* GIVEN TASK
Show all lines holding "page".

---------- RECORD EXTRACTS ----------

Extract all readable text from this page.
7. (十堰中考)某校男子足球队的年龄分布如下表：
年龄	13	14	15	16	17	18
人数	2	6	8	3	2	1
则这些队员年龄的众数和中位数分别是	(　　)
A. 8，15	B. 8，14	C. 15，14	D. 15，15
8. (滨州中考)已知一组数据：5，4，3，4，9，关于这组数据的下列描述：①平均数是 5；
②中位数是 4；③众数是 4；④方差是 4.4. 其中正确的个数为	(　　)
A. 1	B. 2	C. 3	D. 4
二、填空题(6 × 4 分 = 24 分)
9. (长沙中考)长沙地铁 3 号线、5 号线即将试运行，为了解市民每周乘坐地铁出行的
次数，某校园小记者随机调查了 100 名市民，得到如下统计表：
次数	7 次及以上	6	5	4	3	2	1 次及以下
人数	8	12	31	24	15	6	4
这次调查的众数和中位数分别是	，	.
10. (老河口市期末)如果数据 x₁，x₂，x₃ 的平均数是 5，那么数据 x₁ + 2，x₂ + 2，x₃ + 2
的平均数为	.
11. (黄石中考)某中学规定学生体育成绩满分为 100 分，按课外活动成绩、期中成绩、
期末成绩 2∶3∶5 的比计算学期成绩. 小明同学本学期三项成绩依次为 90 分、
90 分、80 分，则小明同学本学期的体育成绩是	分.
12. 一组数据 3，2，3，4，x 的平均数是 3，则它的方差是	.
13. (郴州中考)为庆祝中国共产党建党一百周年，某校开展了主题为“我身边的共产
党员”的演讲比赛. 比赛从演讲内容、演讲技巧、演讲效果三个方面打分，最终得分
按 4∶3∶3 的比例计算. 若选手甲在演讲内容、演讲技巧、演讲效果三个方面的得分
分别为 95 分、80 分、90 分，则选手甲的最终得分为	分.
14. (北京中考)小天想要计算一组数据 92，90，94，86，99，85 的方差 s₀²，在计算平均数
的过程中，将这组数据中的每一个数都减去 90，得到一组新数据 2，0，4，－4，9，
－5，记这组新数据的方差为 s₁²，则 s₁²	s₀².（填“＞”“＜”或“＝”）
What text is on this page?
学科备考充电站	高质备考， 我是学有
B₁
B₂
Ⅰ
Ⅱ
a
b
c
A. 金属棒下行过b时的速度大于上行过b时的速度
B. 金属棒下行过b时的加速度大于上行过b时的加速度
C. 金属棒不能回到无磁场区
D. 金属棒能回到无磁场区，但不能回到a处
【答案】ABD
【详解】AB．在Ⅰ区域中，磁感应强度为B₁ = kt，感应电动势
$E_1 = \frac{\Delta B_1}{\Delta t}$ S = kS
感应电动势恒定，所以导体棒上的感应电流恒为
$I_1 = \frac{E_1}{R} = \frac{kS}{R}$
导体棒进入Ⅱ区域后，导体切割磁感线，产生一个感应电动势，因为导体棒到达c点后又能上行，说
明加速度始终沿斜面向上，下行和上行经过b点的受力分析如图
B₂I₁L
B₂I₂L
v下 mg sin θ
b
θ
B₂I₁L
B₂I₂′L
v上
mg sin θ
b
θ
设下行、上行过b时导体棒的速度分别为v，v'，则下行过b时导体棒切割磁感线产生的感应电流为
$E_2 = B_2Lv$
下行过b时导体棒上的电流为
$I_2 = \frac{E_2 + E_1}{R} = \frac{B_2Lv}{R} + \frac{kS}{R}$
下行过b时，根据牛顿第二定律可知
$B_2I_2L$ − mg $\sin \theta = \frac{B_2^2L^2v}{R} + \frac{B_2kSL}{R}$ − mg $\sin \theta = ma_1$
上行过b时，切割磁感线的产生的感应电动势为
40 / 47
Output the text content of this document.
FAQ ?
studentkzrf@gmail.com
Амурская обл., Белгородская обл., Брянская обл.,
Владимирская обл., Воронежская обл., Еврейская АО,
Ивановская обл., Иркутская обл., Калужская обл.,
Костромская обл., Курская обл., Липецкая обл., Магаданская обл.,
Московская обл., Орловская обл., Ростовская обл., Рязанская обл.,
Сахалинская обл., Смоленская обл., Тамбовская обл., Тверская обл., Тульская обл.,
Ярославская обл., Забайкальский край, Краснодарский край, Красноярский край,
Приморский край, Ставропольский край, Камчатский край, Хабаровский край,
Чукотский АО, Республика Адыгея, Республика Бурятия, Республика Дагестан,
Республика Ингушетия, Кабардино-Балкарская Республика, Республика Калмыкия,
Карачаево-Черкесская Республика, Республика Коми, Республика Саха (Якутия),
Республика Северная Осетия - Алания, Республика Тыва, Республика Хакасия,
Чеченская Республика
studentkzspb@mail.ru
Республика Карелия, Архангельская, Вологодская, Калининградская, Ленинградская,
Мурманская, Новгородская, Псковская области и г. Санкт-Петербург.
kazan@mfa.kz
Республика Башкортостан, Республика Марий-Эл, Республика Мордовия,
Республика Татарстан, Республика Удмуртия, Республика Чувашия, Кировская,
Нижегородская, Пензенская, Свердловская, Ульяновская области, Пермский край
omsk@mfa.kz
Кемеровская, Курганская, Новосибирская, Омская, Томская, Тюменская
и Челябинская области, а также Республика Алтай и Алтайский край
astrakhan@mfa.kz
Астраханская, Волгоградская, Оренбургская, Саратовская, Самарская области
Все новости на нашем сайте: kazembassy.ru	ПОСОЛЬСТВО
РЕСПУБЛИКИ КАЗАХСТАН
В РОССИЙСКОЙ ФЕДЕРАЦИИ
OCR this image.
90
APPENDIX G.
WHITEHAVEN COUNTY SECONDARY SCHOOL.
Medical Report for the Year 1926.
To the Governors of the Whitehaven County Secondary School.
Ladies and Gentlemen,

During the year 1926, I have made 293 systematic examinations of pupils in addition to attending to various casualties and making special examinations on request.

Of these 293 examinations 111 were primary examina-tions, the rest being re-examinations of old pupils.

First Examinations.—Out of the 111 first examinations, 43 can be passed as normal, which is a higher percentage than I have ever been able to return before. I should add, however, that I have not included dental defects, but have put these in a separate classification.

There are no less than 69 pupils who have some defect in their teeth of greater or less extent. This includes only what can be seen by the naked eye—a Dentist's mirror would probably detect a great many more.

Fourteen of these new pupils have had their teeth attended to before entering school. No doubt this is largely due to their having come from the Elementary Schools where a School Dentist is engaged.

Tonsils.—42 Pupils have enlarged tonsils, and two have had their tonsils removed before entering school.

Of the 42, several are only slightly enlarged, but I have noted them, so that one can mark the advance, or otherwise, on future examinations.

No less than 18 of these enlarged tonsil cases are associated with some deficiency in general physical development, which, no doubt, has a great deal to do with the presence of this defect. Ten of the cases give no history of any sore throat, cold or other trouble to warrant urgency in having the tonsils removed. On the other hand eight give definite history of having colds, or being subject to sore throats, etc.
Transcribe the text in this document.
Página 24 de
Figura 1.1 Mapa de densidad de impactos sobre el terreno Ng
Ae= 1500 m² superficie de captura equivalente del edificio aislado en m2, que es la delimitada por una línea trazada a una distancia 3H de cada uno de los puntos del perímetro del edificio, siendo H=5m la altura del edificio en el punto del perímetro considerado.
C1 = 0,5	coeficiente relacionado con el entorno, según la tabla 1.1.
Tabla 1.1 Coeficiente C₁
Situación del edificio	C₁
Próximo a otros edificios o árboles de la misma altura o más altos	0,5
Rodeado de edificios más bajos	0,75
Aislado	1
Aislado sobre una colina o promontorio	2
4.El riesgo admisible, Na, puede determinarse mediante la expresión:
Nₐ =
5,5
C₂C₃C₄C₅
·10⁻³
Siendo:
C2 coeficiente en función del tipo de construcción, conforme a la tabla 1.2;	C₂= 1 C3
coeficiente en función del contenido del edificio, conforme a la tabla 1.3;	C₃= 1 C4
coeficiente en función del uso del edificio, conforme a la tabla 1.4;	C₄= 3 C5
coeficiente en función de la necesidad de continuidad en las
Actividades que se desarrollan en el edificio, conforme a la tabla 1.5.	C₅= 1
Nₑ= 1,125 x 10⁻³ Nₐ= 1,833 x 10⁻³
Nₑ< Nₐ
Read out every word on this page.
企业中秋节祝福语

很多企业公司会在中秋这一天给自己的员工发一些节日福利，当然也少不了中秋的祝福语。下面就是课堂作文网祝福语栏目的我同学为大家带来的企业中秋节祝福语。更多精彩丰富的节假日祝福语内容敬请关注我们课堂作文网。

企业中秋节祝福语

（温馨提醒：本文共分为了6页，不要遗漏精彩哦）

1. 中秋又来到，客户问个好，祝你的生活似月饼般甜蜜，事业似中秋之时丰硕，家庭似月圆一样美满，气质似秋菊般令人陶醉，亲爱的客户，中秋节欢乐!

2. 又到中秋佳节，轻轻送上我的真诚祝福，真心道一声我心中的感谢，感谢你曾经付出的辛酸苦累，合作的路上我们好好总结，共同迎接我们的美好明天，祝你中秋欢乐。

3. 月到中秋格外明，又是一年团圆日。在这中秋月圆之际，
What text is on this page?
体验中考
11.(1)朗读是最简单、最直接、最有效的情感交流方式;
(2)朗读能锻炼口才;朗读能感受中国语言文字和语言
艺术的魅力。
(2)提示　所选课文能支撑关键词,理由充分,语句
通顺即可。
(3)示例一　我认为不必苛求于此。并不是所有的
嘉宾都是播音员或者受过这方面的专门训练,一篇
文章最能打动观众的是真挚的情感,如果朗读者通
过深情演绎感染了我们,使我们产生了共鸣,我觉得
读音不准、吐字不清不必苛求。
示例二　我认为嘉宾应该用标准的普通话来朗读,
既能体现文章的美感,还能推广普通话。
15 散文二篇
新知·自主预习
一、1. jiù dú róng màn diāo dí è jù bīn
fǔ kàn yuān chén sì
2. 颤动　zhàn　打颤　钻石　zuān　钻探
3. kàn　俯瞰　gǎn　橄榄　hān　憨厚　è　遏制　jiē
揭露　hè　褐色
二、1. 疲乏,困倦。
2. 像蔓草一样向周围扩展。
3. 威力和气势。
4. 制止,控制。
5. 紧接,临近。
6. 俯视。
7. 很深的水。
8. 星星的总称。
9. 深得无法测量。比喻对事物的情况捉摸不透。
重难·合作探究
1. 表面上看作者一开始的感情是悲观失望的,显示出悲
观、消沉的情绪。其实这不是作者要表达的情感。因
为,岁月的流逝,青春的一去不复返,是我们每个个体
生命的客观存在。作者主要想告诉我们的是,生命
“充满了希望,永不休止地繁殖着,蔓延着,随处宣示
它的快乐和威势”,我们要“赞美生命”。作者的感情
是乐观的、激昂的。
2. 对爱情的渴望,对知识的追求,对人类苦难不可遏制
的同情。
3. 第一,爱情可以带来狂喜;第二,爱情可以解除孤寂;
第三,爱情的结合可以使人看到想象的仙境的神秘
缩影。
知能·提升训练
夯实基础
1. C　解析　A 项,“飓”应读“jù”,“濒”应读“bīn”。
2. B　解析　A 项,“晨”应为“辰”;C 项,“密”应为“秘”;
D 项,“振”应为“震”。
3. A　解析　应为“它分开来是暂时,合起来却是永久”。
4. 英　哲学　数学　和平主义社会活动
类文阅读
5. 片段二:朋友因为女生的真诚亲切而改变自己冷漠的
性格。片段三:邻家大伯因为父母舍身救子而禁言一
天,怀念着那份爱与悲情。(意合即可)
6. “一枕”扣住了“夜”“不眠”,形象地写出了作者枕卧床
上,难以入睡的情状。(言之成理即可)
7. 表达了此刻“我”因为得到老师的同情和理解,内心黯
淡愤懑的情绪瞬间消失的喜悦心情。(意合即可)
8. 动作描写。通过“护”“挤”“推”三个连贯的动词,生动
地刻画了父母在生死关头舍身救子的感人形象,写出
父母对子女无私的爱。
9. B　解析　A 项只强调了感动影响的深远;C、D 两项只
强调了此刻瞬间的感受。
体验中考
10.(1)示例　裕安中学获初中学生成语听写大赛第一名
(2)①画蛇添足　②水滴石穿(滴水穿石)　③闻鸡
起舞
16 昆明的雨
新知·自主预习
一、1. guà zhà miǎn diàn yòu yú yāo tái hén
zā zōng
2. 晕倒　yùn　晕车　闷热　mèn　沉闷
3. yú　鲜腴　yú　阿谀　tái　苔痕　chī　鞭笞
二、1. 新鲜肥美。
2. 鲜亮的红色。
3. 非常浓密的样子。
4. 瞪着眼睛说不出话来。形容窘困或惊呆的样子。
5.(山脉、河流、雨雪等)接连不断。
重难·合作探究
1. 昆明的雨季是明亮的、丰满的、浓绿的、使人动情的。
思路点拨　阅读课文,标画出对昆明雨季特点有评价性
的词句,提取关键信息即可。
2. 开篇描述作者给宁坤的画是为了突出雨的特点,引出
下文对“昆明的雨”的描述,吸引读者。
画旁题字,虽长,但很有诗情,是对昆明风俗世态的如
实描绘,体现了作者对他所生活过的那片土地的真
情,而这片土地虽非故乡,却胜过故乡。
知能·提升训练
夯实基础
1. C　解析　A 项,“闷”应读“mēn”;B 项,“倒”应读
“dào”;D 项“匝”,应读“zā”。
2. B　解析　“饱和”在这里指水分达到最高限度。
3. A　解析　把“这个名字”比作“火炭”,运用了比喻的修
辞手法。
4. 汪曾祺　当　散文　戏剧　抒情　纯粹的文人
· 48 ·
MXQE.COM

----------

* OUTPUT OF THE TASK
Extract all readable text from this page.
What text is on this page?
Read out every word on this page.
What text is on this page?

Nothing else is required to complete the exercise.